* Work to complete
Omit the images, then print each record below exactly as it reads.

(Dataset items)
● ● ● ●

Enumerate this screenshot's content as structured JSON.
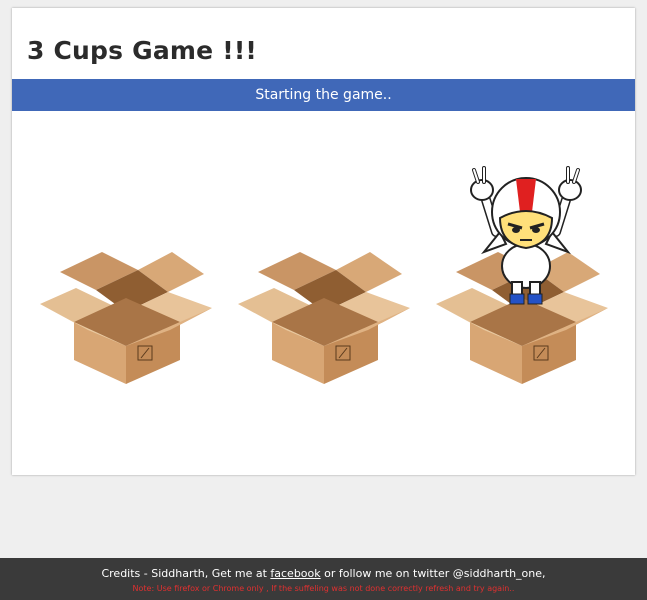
{
  "header": {
    "title": "3 Cups Game !!!"
  },
  "status": {
    "text": "Starting the game.."
  },
  "boxes": [
    {
      "label": "box-1"
    },
    {
      "label": "box-2"
    },
    {
      "label": "box-3"
    }
  ],
  "character": {
    "location": "box-3"
  },
  "footer": {
    "credits_prefix": "Credits - Siddharth, Get me at ",
    "facebook_link": "facebook",
    "credits_middle": " or follow me on twitter ",
    "twitter_handle": "@siddharth_one,",
    "note": "Note: Use firefox or Chrome only , If the suffeling was not done correctly refresh and try again.."
  },
  "colors": {
    "status_bar": "#4068b8",
    "footer_bg": "#3a3a3a",
    "note_text": "#e03030",
    "box_tan": "#d2a06e"
  }
}
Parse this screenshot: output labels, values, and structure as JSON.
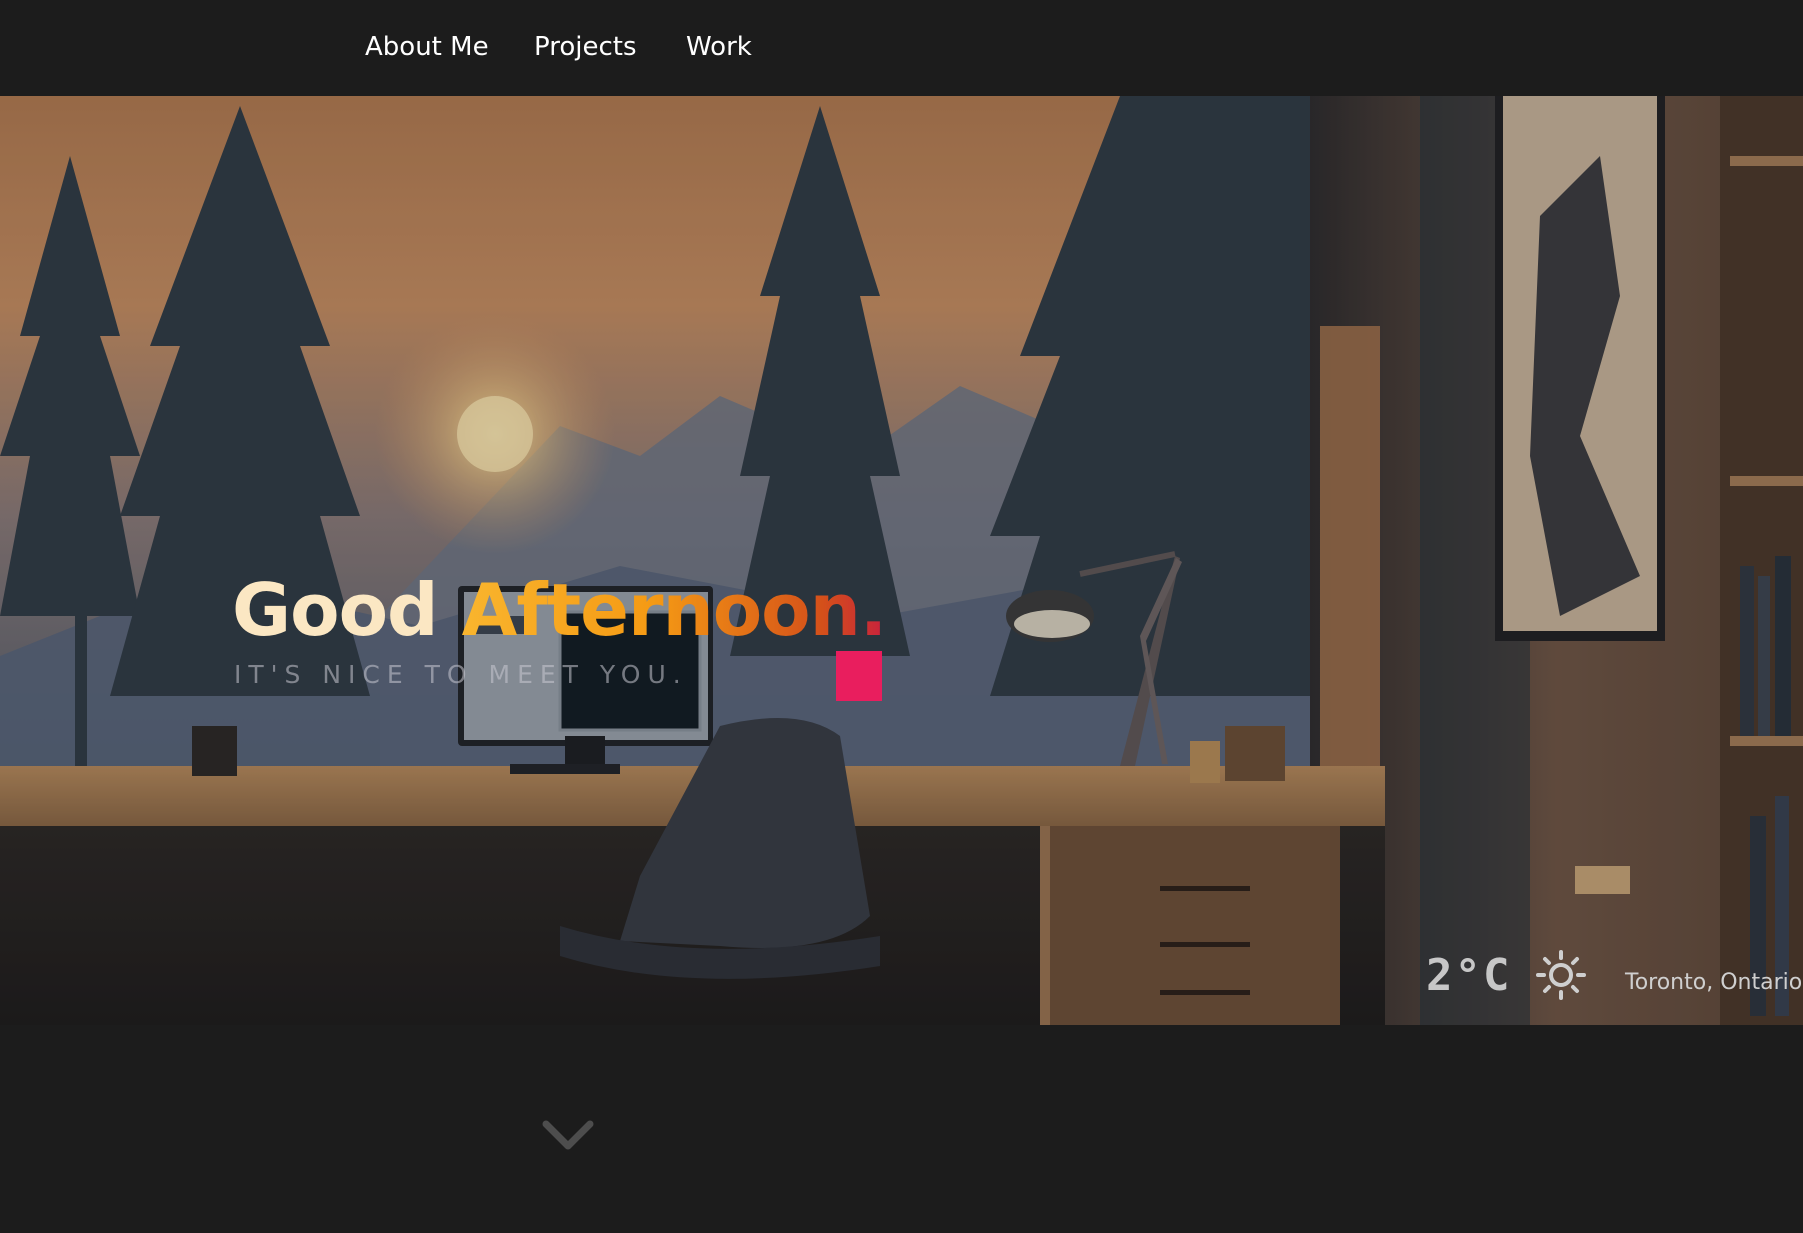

● ● ● ●

* Solution to this problem
Enumerate this screenshot's content as structured JSON.
{
  "header": {
    "title": "3 Cups Game !!!"
  },
  "status": {
    "text": "Starting the game.."
  },
  "boxes": [
    {
      "label": "box-1"
    },
    {
      "label": "box-2"
    },
    {
      "label": "box-3"
    }
  ],
  "character": {
    "location": "box-3"
  },
  "footer": {
    "credits_prefix": "Credits - Siddharth, Get me at ",
    "facebook_link": "facebook",
    "credits_middle": " or follow me on twitter ",
    "twitter_handle": "@siddharth_one,",
    "note": "Note: Use firefox or Chrome only , If the suffeling was not done correctly refresh and try again.."
  },
  "colors": {
    "status_bar": "#4068b8",
    "footer_bg": "#3a3a3a",
    "note_text": "#e03030",
    "box_tan": "#d2a06e"
  }
}
Parse this screenshot: output labels, values, and structure as JSON.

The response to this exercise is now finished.